Check every line below for the word "avverkning" and copy each one that has it.

[START OF Raw records]

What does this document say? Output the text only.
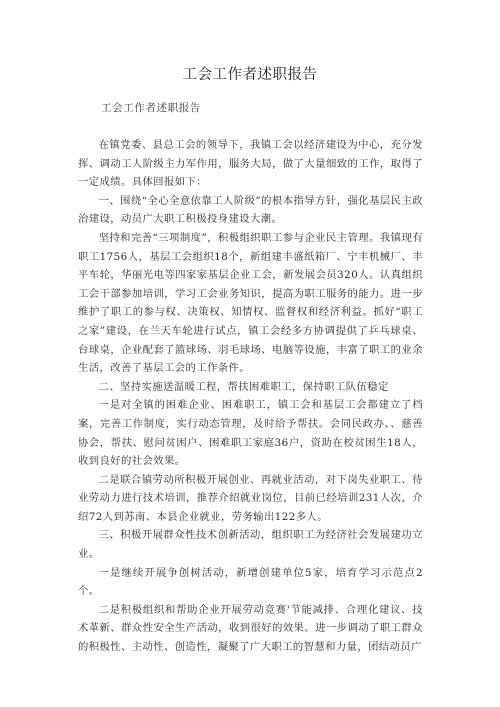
工会工作者述职报告
工会工作者述职报告

在镇党委、县总工会的领导下，我镇工会以经济建设为中心，充分发挥、调动工人阶级主力军作用，服务大局，做了大量细致的工作，取得了一定成绩。具体回报如下：

一、围绕“全心全意依靠工人阶级”的根本指导方针，强化基层民主政治建设，动员广大职工积极投身建设大潮。

坚持和完善“三项制度”，积极组织职工参与企业民主管理。我镇现有职工1756人，基层工会组织18个，新组建丰盛纸箱厂、宁丰机械厂、丰平车轮，华丽光电等四家家基层企业工会，新发展会员320人。认真组织工会干部参加培训，学习工会业务知识，提高为职工服务的能力。进一步维护了职工的参与权、决策权、知情权、监督权和经济利益。抓好“职工之家”建设，在兰天车轮进行试点，镇工会经多方协调提供了乒乓球桌、台球桌，企业配套了篮球场、羽毛球场、电脑等设施，丰富了职工的业余生活，改善了基层工会的工作条件。

二、坚持实施送温暖工程，帮扶困难职工，保持职工队伍稳定

一是对全镇的困难企业、困难职工，镇工会和基层工会都建立了档案，完善工作制度，实行动态管理，及时给予帮扶。会同民政办、、慈善协会，帮扶、慰问贫困户、困难职工家庭36户，资助在校贫困生18人，收到良好的社会效果。

二是联合镇劳动所积极开展创业、再就业活动，对下岗失业职工、待业劳动力进行技术培训，推荐介绍就业岗位，目前已经培训231人次，介绍72人到苏南、本县企业就业，劳务输出122多人。

三、积极开展群众性技术创新活动，组织职工为经济社会发展建功立业。

一是继续开展争创树活动，新增创建单位5家，培育学习示范点2个。

二是积极组织和帮助企业开展劳动竞赛'节能减排、合理化建议、技术革新、群众性安全生产活动，收到很好的效果。进一步调动了职工群众的积极性、主动性、创造性，凝聚了广大职工的智慧和力量，团结动员广
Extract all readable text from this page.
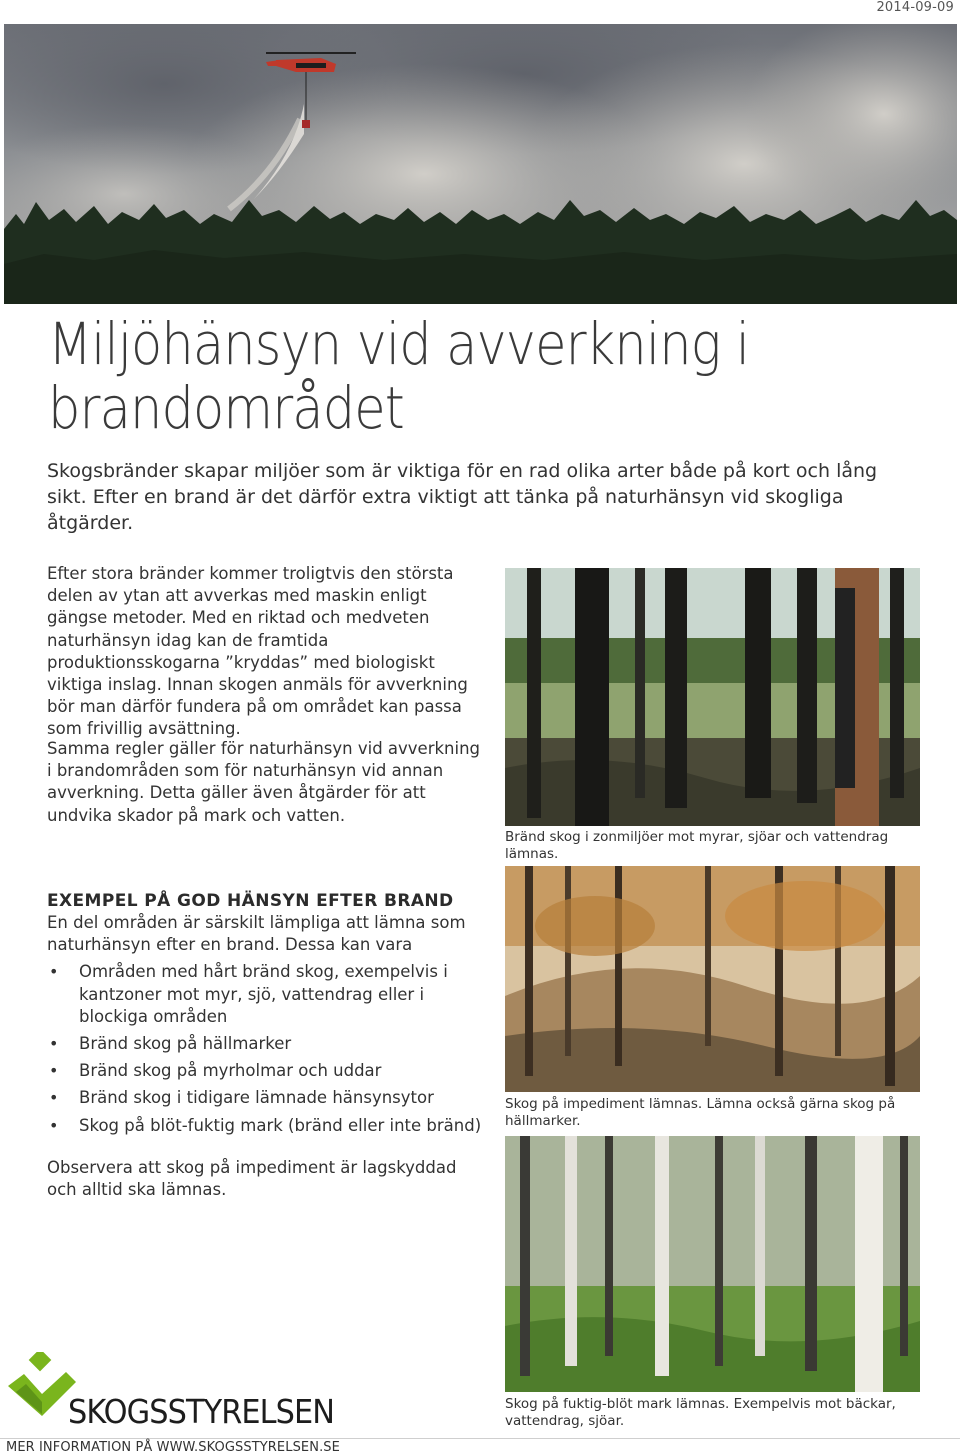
2014-09-09
Miljöhänsyn vid avverkning i brandområdet

Skogsbränder skapar miljöer som är viktiga för en rad olika arter både på kort och lång sikt. Efter en brand är det därför extra viktigt att tänka på naturhänsyn vid skogliga åtgärder.

Efter stora bränder kommer troligtvis den största delen av ytan att avverkas med maskin enligt gängse metoder. Med en riktad och medveten naturhänsyn idag kan de framtida produktionsskogarna ”kryddas” med biologiskt viktiga inslag. Innan skogen anmäls för avverkning bör man därför fundera på om området kan passa som frivillig avsättning.

Samma regler gäller för naturhänsyn vid avverkning i brandområden som för naturhänsyn vid annan avverkning. Detta gäller även åtgärder för att undvika skador på mark och vatten.

EXEMPEL PÅ GOD HÄNSYN EFTER BRAND

En del områden är särskilt lämpliga att lämna som naturhänsyn efter en brand. Dessa kan vara

• Områden med hårt bränd skog, exempelvis i kantzoner mot myr, sjö, vattendrag eller i blockiga områden
• Bränd skog på hällmarker
• Bränd skog på myrholmar och uddar
• Bränd skog i tidigare lämnade hänsynsytor
• Skog på blöt-fuktig mark (bränd eller inte bränd)

Observera att skog på impediment är lagskyddad och alltid ska lämnas.

Bränd skog i zonmiljöer mot myrar, sjöar och vattendrag lämnas.

Skog på impediment lämnas. Lämna också gärna skog på hällmarker.

Skog på fuktig-blöt mark lämnas. Exempelvis mot bäckar, vattendrag, sjöar.

SKOGSSTYRELSEN

MER INFORMATION PÅ WWW.SKOGSSTYRELSEN.SE
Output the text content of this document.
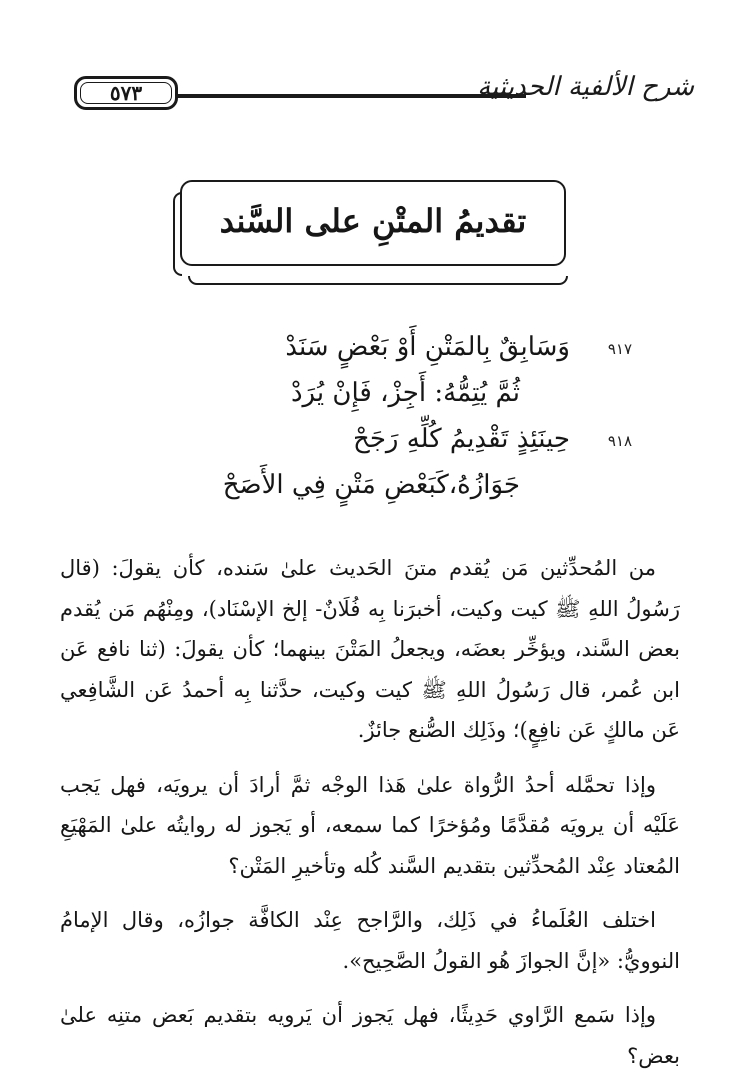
٥٧٣	شرح الألفية الحديثية
تقديمُ المتْنِ على السَّند
٩١٧
وَسَابِقٌ بِالمَتْنِ أَوْ بَعْضٍ سَنَدْ
ثُمَّ يُتِمُّهُ: أَجِزْ، فَإِنْ يُرَدْ
٩١٨
حِينَئِذٍ تَقْدِيمُ كُلِّهِ رَجَحْ
جَوَازُهُ،كَبَعْضِ مَتْنٍ فِي الأَصَحْ

من المُحدِّثين مَن يُقدم متنَ الحَديث علىٰ سَنده، كأن يقولَ: (قال رَسُولُ اللهِ ﷺ كيت وكيت، أخبرَنا بِه فُلَانٌ- إلخ الإسْنَاد)، ومِنْهُم مَن يُقدم بعض السَّند، ويؤخِّر بعضَه، ويجعلُ المَتْنَ بينهما؛ كأن يقولَ: (ثنا نافع عَن ابن عُمر، قال رَسُولُ اللهِ ﷺ كيت وكيت، حدَّثنا بِه أحمدُ عَن الشَّافِعي عَن مالكٍ عَن نافِعٍ)؛ وذَلِك الصُّنع جائزٌ.

وإذا تحمَّله أحدُ الرُّواة علىٰ هَذا الوجْه ثمَّ أرادَ أن يرويَه، فهل يَجب عَلَيْه أن يرويَه مُقدَّمًا ومُؤخرًا كما سمعه، أو يَجوز له روايتُه علىٰ المَهْيَعِ المُعتاد عِنْد المُحدِّثين بتقديم السَّند كُله وتأخيرِ المَتْن؟

اختلف العُلَماءُ في ذَلِك، والرَّاجح عِنْد الكافَّة جوازُه، وقال الإمامُ النوويُّ: «إنَّ الجوازَ هُو القولُ الصَّحِيح».

وإذا سَمع الرَّاوي حَدِيثًا، فهل يَجوز أن يَرويه بتقديم بَعض متنِه علىٰ بعض؟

[END OF Raw records]

**Result for this exercise:**
Miljöhänsyn vid avverkning i brandområdet
Efter stora bränder kommer troligtvis den största delen av ytan att avverkas med maskin enligt gängse metoder. Med en riktad och medveten naturhänsyn idag kan de framtida produktionsskogarna ”kryddas” med biologiskt viktiga inslag. Innan skogen anmäls för avverkning bör man därför fundera på om området kan passa som frivillig avsättning.
Samma regler gäller för naturhänsyn vid avverkning i brandområden som för naturhänsyn vid annan avverkning. Detta gäller även åtgärder för att undvika skador på mark och vatten.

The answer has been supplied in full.